* start Data for this exercise *
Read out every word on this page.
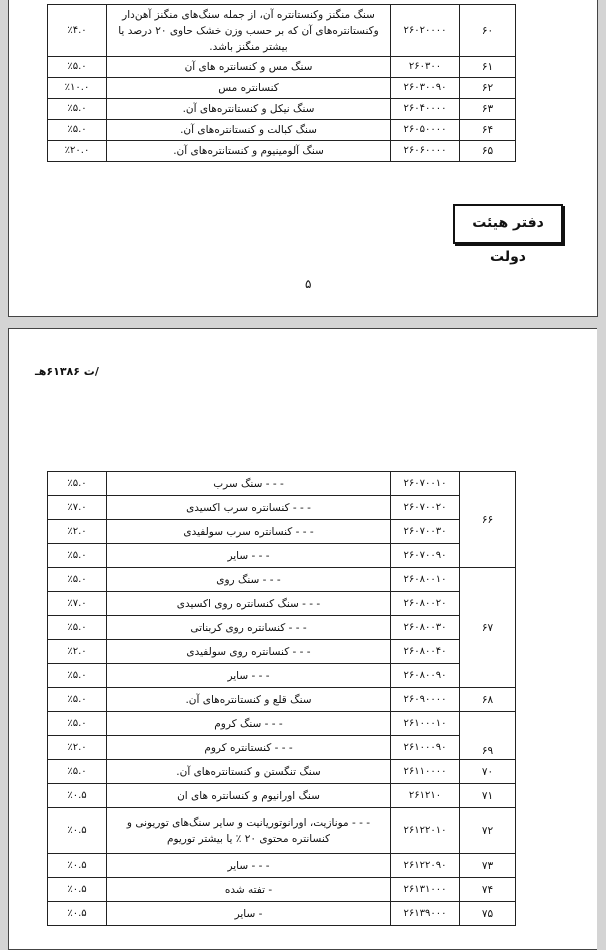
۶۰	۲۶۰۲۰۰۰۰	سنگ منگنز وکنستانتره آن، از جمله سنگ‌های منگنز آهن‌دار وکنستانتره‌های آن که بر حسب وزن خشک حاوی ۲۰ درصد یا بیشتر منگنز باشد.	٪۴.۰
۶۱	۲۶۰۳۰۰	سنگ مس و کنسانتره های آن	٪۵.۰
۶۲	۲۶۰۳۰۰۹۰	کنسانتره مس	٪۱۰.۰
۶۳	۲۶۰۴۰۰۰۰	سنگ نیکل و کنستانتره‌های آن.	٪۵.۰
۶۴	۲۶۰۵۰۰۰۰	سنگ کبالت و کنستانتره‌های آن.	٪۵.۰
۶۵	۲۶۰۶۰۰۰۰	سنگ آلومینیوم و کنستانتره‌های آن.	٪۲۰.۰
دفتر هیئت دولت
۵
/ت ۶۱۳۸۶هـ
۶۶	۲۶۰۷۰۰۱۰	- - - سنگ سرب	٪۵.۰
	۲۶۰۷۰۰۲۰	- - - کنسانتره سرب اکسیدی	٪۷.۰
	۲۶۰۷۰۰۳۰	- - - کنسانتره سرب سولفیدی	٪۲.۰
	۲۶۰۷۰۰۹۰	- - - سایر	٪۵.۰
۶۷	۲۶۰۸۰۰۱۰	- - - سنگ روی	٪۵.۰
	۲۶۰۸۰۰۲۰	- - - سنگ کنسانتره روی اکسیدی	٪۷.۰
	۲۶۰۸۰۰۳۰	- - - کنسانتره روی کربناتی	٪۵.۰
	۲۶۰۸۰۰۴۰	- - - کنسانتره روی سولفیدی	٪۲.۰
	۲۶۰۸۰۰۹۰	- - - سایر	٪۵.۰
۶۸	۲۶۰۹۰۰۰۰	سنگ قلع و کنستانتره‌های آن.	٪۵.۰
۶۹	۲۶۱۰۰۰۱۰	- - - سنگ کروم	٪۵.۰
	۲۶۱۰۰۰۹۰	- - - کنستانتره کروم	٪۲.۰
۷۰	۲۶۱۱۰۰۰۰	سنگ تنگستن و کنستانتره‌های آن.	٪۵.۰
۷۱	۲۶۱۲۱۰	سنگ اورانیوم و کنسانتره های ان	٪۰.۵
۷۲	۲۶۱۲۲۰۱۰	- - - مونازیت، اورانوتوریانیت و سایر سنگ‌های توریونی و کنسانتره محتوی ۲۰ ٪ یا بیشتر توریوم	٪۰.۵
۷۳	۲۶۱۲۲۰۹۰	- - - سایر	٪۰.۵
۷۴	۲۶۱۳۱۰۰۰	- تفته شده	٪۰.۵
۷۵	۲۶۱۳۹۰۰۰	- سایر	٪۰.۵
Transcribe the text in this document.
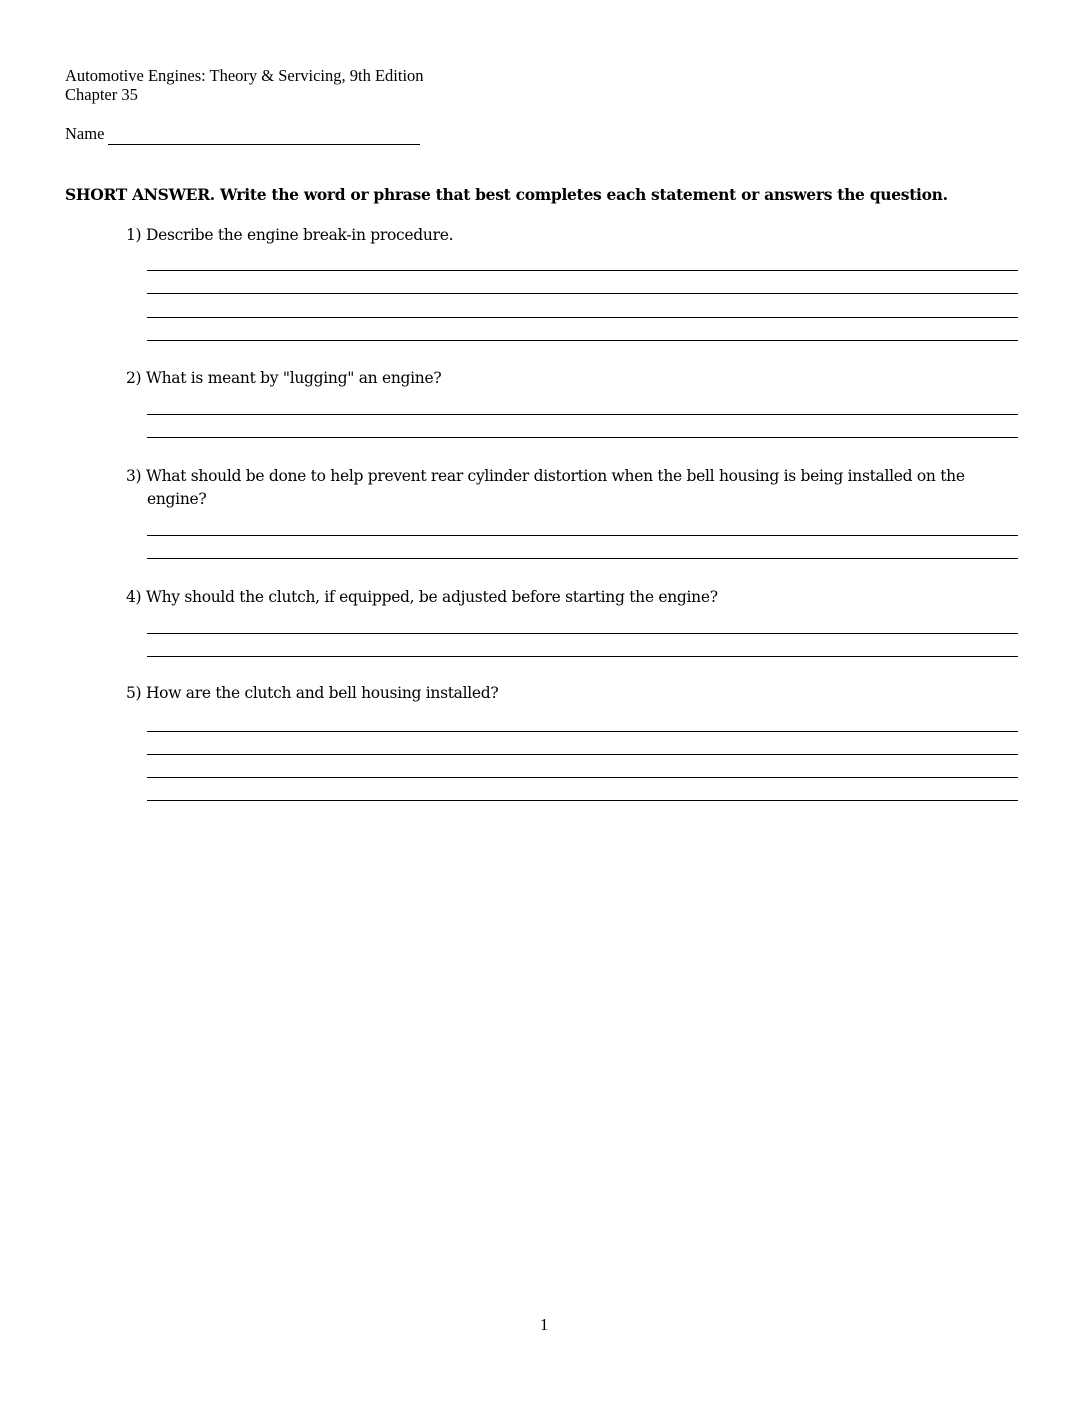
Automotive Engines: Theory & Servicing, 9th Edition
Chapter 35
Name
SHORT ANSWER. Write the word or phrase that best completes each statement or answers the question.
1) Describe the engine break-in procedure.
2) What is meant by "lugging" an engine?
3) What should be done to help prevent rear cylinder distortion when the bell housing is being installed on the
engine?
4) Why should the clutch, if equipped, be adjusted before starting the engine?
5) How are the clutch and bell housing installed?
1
* end Data for this exercise *
Written instruction: Which lines hold the word "installed"? Return all of them from the records above.

Completed task:
3) What should be done to help prevent rear cylinder distortion when the bell housing is being installed on the
5) How are the clutch and bell housing installed?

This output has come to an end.